Customizing the graph

All generated figures are ggplot based so they can be easily customized using functions from that or similar grammar of graphs packages. For example, we can change the color scale to the viridis color palette.

Note: hiRes and outline figures use fill. lowRes uses color.

plotSpatialOverlay(overlay = muBrain, hiRes = TRUE, colorBy = "Calm1",
                   scaleBarWidth = 0.3, scaleBarColor = "green") +
    viridis::scale_color_viridis()+
    ggplot2::labs(title = "Calm1 Expression in Mouse Brain")

Adding the Image

Images can be added automatically using readSpatialOverlay(image = TRUE) or added after reading in the object.

An OME-TIFF file is a pyramidal file, meaning that many resolutions (sizes) of an image are saved. The largest slice has the highest resolution. Size decreases as the image gets smaller. Images are 1/2 the length and width as the previous resolution. Stacked upon each other, one can conceptualize a “pyramidal” shape.

Pyramidal TIFF

The res variable says which resolution of the image to extract. 1 = largest image, or the bottom of the OME-TIFF “pyramid”. Higher res values indicate the smaller, lower resolution versions of the image. Each OME-TIFF has a different number of layers, with most GeoMx experiment files having around 8. It is suggested to use the smallest res value (highest resolution) your environment can handle. This is a trial and error process.

Using too big of an image will cause a java memory error. If this error occurs, increase your res value. Below is an example of the error you will receive if the resolution is too high for your own system.

Error in .jcall("RBioFormats", "Ljava/lang/Object;", "readPixels", i,  : 
  java.lang.NegativeArraySizeException: -2147483648

The resolution size will affect speed and image resolution through the rest of the analysis. To check the smallest resolution size available, for the fastest speeds, use checkValidRes(). For the rest of this tutorial we will be using res = 4 for vignette size restrictions; res 4-6 is generally recommended.

Note: If res =4 is giving you an error, try restarting R and/or increasing the res value (remember higher res parameter = higher slice on OME-TIFF pyramid = smaller and lower resolution image).

☆ ☆ ☆ ☆ ☆ ☆ ☆

> _Tasks to complete_:
a) Decide whether each statement below agrees with the spatial overlay tutorial. Answer yes or no for each, and quote the words of the tutorial that settle it.
(i) lowRes figures use fill.
(ii) Each resolution stored in an OME-TIFF is half the length and width of the previous one.
(iii) A java memory error should be handled by lowering the res value.
b) According to the spatial overlay tutorial, about how many layers do most GeoMx experiment files have?
c) Continue the spatial overlay tutorial from the point where it stops.

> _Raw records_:
☆ ☆ ☆ ☆ ☆ ☆ ☆

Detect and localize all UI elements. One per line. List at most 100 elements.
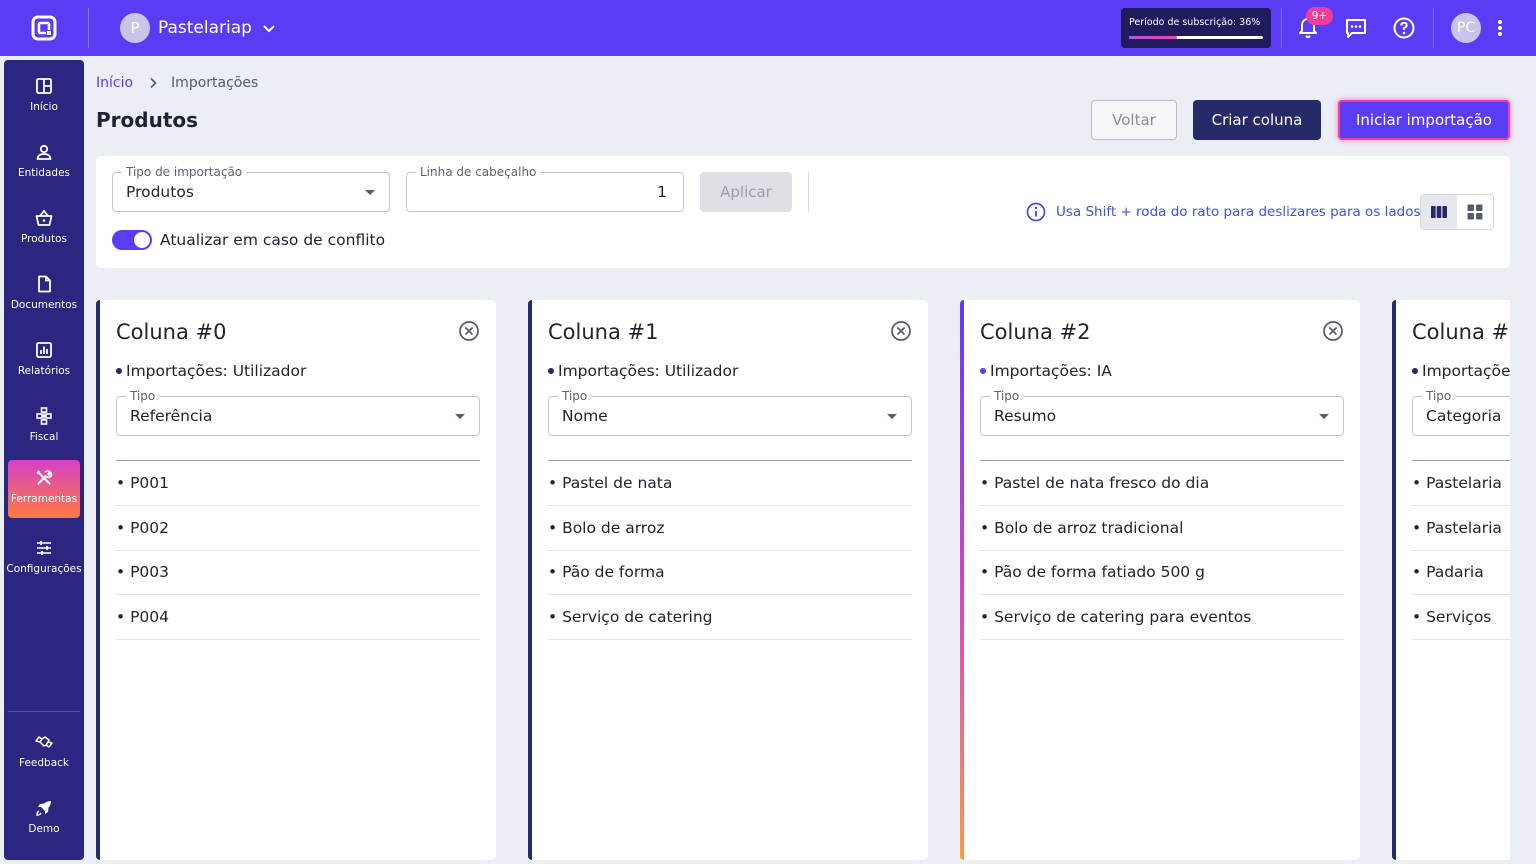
columns-view-button[interactable] [1421, 195, 1457, 229]
tools-icon [36, 470, 53, 485]
chevron-right-icon [150, 77, 157, 89]
column-value-row: • Serviços [1412, 595, 1510, 640]
sidebar-item-relatorios[interactable]: Relatórios [8, 332, 80, 390]
conflict-update-label: Atualizar em caso de conflito [160, 231, 386, 249]
sidebar-item-ferramentas[interactable]: Ferramentas [8, 460, 80, 518]
more-vertical-icon[interactable] [1492, 16, 1508, 40]
sidebar-item-label: Feedback [18, 757, 69, 769]
column-value-row: • P003 [116, 550, 480, 595]
subscription-period[interactable]: Período de subscrição: 36% [1121, 8, 1271, 48]
dropdown-caret-icon [365, 190, 375, 195]
header-line-value: 1 [657, 183, 667, 201]
top-bar: P Pastelariap Período de subscrição: 36%… [0, 0, 1536, 56]
feedback-icon [35, 736, 53, 748]
columns-view-icon [1431, 206, 1447, 218]
breadcrumb: Início Importações [96, 75, 258, 91]
sidebar-item-label: Produtos [21, 233, 67, 245]
sidebar-item-configuracoes[interactable]: Configurações [6, 530, 82, 588]
column-import-source-text: Importações: IA [990, 362, 1112, 380]
sidebar-item-documentos[interactable]: Documentos [8, 266, 80, 324]
sidebar-item-fiscal[interactable]: Fiscal [8, 398, 80, 456]
column-value-row: • Pão de forma [548, 550, 912, 595]
column-type-select[interactable]: Tipo Nome [548, 388, 912, 436]
app-logo-icon[interactable] [30, 14, 58, 42]
close-circle-icon[interactable] [458, 320, 480, 342]
conflict-update-toggle[interactable] [112, 230, 152, 250]
columns-scroll-area[interactable]: Coluna #0 Importações: Utilizador Tipo R… [96, 300, 1510, 864]
sidebar-item-produtos[interactable]: Produtos [8, 200, 80, 258]
column-type-select[interactable]: Tipo Resumo [980, 388, 1344, 436]
close-circle-icon[interactable] [1322, 320, 1344, 342]
sidebar: Início Entidades Produtos Documentos Rel… [4, 60, 84, 860]
header-line-input[interactable]: Linha de cabeçalho 1 [406, 164, 684, 212]
sidebar-item-label: Demo [28, 823, 60, 835]
info-icon [1026, 202, 1046, 222]
sidebar-item-feedback[interactable]: Feedback [8, 724, 80, 782]
chevron-down-icon [263, 25, 275, 33]
bar-chart-icon [36, 342, 52, 358]
ai-column-stripe [960, 300, 964, 860]
person-icon [36, 144, 52, 160]
chat-icon[interactable] [1344, 16, 1368, 40]
column-type-select[interactable]: Tipo Referência [116, 388, 480, 436]
apply-button[interactable]: Aplicar [700, 172, 792, 212]
import-settings-panel: Tipo de importação Produtos Linha de cab… [96, 156, 1510, 268]
rocket-icon [36, 801, 51, 816]
column-type-value: Categoria [1426, 407, 1502, 425]
column-value-row: • Bolo de arroz [548, 506, 912, 551]
column-card: Coluna #2 Importações: IA Tipo Resumo • … [960, 300, 1360, 860]
column-value-row: • Bolo de arroz tradicional [980, 506, 1344, 551]
company-switcher[interactable]: P Pastelariap [120, 13, 276, 43]
column-type-label: Tipo [558, 388, 592, 404]
company-name: Pastelariap [158, 18, 252, 38]
column-import-source-text: Importações: Utilizador [1422, 362, 1510, 380]
column-import-source-text: Importações: Utilizador [558, 362, 739, 380]
grid-view-button[interactable] [1457, 195, 1493, 229]
back-button[interactable]: Voltar [1091, 100, 1177, 140]
notification-badge: 9+ [1306, 7, 1333, 25]
view-mode-toggle [1420, 194, 1494, 230]
column-type-label: Tipo [1422, 388, 1456, 404]
column-value-row: • Pastel de nata [548, 461, 912, 506]
dashboard-icon [36, 78, 52, 94]
column-type-label: Tipo [990, 388, 1024, 404]
source-dot-icon [548, 368, 554, 374]
column-card: Coluna #3 Importações: Utilizador Tipo C… [1392, 300, 1510, 860]
source-dot-icon [1412, 368, 1418, 374]
topbar-divider [88, 8, 89, 48]
source-dot-icon [116, 368, 122, 374]
user-avatar[interactable]: PC [1451, 13, 1481, 43]
sidebar-item-demo[interactable]: Demo [8, 790, 80, 848]
sidebar-item-label: Entidades [17, 167, 71, 179]
column-type-value: Nome [562, 407, 608, 425]
column-value-row: • P002 [116, 506, 480, 551]
panel-divider [808, 172, 809, 212]
sidebar-item-entidades[interactable]: Entidades [8, 134, 80, 192]
column-title: Coluna #2 [980, 320, 1091, 344]
column-value-row: • Serviço de catering para eventos [980, 595, 1344, 640]
help-icon[interactable] [1392, 16, 1416, 40]
breadcrumb-home-link[interactable]: Início [96, 75, 133, 91]
column-value-row: • Pastelaria [1412, 461, 1510, 506]
scroll-hint-text: Usa Shift + roda do rato para deslizares… [1056, 204, 1421, 220]
column-value-row: • P001 [116, 461, 480, 506]
column-type-select[interactable]: Tipo Categoria [1412, 388, 1510, 436]
topbar-divider [1433, 8, 1434, 48]
start-import-button[interactable]: Iniciar importação [1338, 100, 1510, 140]
sliders-icon [37, 541, 51, 555]
sidebar-item-label: Documentos [10, 299, 78, 311]
sidebar-divider [8, 711, 80, 712]
close-circle-icon[interactable] [890, 320, 912, 342]
sidebar-item-label: Ferramentas [10, 493, 78, 505]
create-column-button[interactable]: Criar coluna [1193, 100, 1321, 140]
column-type-label: Tipo [126, 388, 160, 404]
column-import-source: Importações: IA [980, 362, 1112, 380]
sidebar-item-inicio[interactable]: Início [8, 68, 80, 126]
column-value-row: • Serviço de catering [548, 595, 912, 640]
subscription-progress-fill [1129, 36, 1178, 39]
import-type-select[interactable]: Tipo de importação Produtos [112, 164, 390, 212]
column-value-row: • Padaria [1412, 550, 1510, 595]
header-line-label: Linha de cabeçalho [416, 164, 541, 180]
sidebar-item-label: Relatórios [17, 365, 71, 377]
sidebar-item-label: Início [30, 101, 58, 113]
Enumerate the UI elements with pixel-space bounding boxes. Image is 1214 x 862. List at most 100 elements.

☆ ☆ ☆ ☆ ☆ ☆ ☆

> _Answers to the problems_:
a)
(i) No: "lowRes uses color."
(ii) Yes: "Images are 1/2 the length and width as the previous resolution."
(iii) No: "If this error occurs, increase your res value."

b) Most GeoMx experiment files have around 8 layers.

c)
#lowest resolution = fastest speeds
checkValidRes(ometiff = tifFile)
res <- 4
muBrain <- addImageOmeTiff(overlay = muBrain, ometiff = tifFile, res = res)
muBrain
showImage(muBrain)

plotSpatialOverlay(overlay = muBrain, colorBy = "segment", corner = "topcenter",
                   scaleBarWidth = 0.5, textDistance = 130, scaleBarColor = "cyan")

Visualization Marker Legends

There are two ways to add a legend to the graph showing the immunofluorescence visualization markers used.

The first is an easy way for data exploration: adding a legend to the ggplot object directly by setting flourLegend = TRUE.

plotSpatialOverlay(overlay = muBrain, colorBy = "segment", corner = "topcenter",
                   scaleBarWidth = 0.5, textDistance = 130, scaleBarColor = "cyan",
                   fluorLegend = TRUE)

The second requires more user manipulation, but creates a more publication-ready figure. The flourLegend function creates a separate plot that can be added to the graph. The legend shape can be changed with nrow and the background can be changed using boxColor and alpha.

See ?draw_plot for more instructions on how to manipulate the legend position and scale.

library(cowplot)
gp <- plotSpatialOverlay(overlay = muBrain, colorBy = "segment",
                         corner = "bottomright")
legend <- fluorLegend(muBrain, nrow = 2, textSize = 4,
                      boxColor = "grey85", alpha = 0.3)
cowplot::ggdraw() +
    cowplot::draw_plot(gp) +
    cowplot::draw_plot(legend, scale = 0.105, x = 0.1, y = -0.25)

Image Manipulation

Flipping Axes

Images and overlays can be flipped across either axis to reorient the image. To flip both axes, use flipY(flipX(overlay)). These functions update the coordinates and image rather than just affecting the figure. You cannot run these commands until the image is associated with the spatial overlay object. If you want to reverse axes on a plot that features only ROIs, and not the underlying image, you can run plotSpatialOverlay() with the overlay object flipped at will and the parameter image=FALSE.

In this example, the original image is reversed from the traditional view of the mouse brain, so we shall flip the y-axis.

muBrain <- flipY(muBrain)
plotSpatialOverlay(overlay = muBrain, colorBy = "segment", scaleBar = FALSE)
plotSpatialOverlay(overlay = flipX(muBrain), colorBy = "segment", scaleBar = FALSE)

Cropping

Images can be cropped in two ways. The amount of area added to the cropped area in both methods can be defined by buffer. This adds a percentage of the final image size to each edge.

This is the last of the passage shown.